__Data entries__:
::::

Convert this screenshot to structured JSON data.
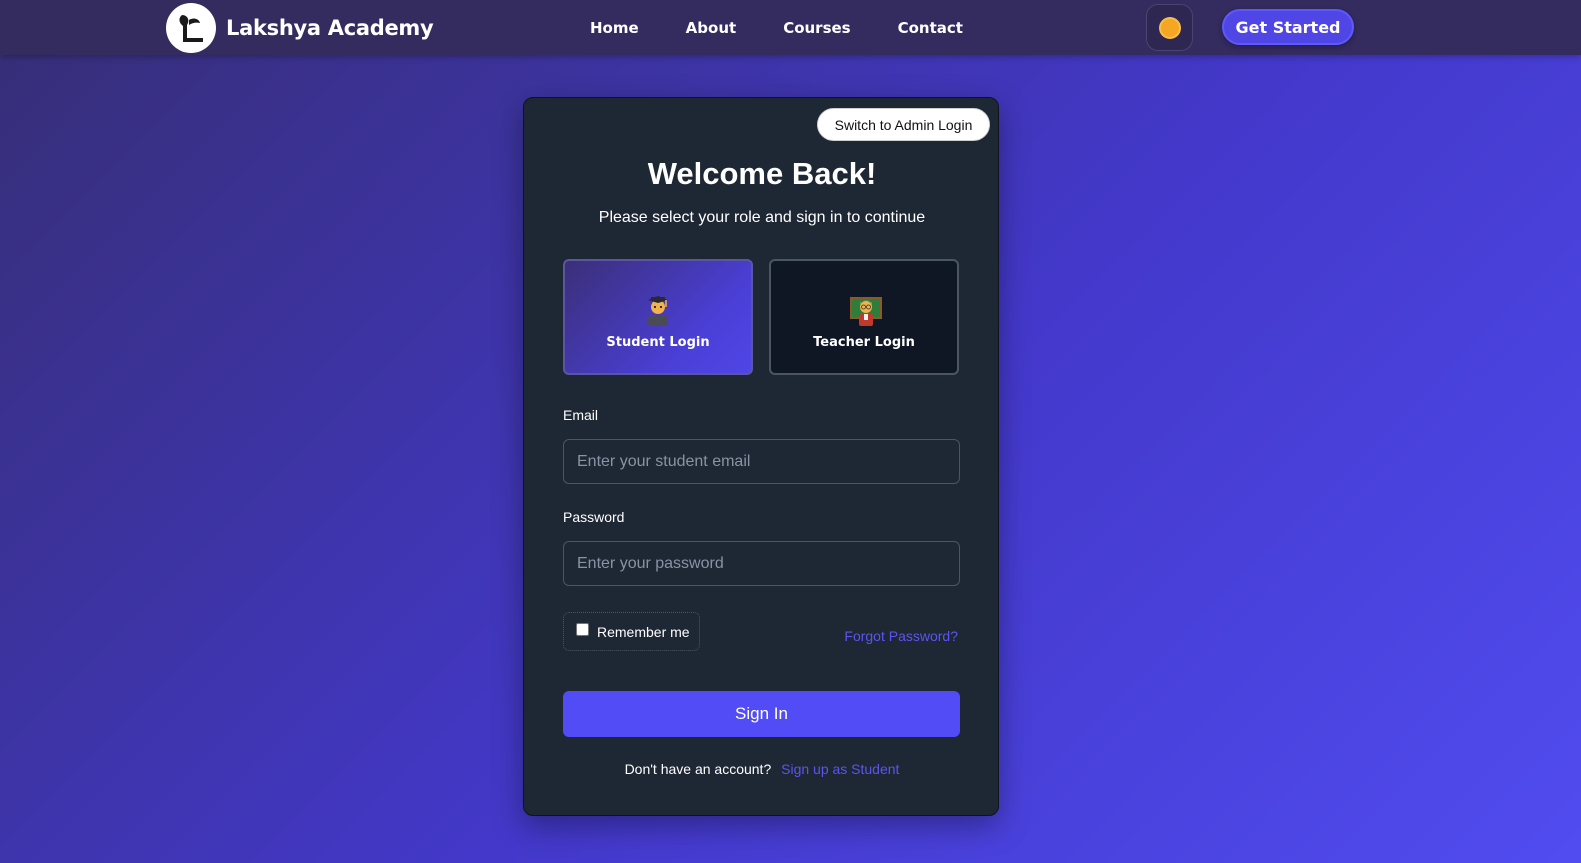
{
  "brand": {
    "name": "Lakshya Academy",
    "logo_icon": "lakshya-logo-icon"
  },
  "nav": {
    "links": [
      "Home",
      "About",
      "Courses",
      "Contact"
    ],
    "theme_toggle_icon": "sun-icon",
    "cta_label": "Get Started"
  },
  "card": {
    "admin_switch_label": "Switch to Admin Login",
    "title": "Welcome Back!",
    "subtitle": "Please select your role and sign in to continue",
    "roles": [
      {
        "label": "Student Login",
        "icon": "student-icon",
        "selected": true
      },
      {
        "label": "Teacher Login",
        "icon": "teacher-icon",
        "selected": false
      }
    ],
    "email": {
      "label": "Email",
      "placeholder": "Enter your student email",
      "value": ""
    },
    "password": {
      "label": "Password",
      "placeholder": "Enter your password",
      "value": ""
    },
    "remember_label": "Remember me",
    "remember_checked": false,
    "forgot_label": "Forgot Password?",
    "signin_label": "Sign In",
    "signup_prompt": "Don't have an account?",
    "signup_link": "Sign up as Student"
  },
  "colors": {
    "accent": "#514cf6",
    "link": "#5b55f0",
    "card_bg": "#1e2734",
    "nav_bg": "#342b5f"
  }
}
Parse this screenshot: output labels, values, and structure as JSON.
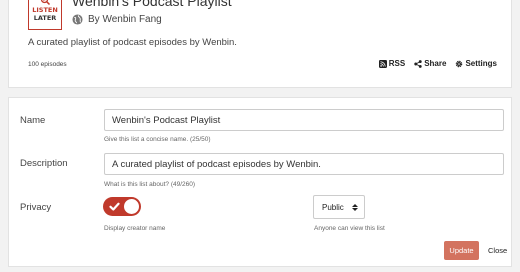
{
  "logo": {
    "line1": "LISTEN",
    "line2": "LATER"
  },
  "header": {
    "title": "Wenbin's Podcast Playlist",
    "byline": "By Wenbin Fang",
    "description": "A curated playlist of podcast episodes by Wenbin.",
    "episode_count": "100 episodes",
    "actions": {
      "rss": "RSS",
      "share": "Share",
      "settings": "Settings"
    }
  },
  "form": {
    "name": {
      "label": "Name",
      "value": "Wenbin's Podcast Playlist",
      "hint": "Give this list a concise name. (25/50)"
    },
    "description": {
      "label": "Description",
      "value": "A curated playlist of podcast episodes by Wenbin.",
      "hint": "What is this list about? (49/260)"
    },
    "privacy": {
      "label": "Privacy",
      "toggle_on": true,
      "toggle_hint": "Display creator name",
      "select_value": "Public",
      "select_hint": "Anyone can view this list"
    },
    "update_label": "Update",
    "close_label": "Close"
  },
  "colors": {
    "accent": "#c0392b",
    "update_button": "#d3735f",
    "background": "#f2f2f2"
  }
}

::::

__Requirement__:
Pick out the lines that have the word "your". Copy them all.

__Written solution__:
    "subtitle": "Please select your role and sign in to continue",
      "placeholder": "Enter your student email",
      "placeholder": "Enter your password",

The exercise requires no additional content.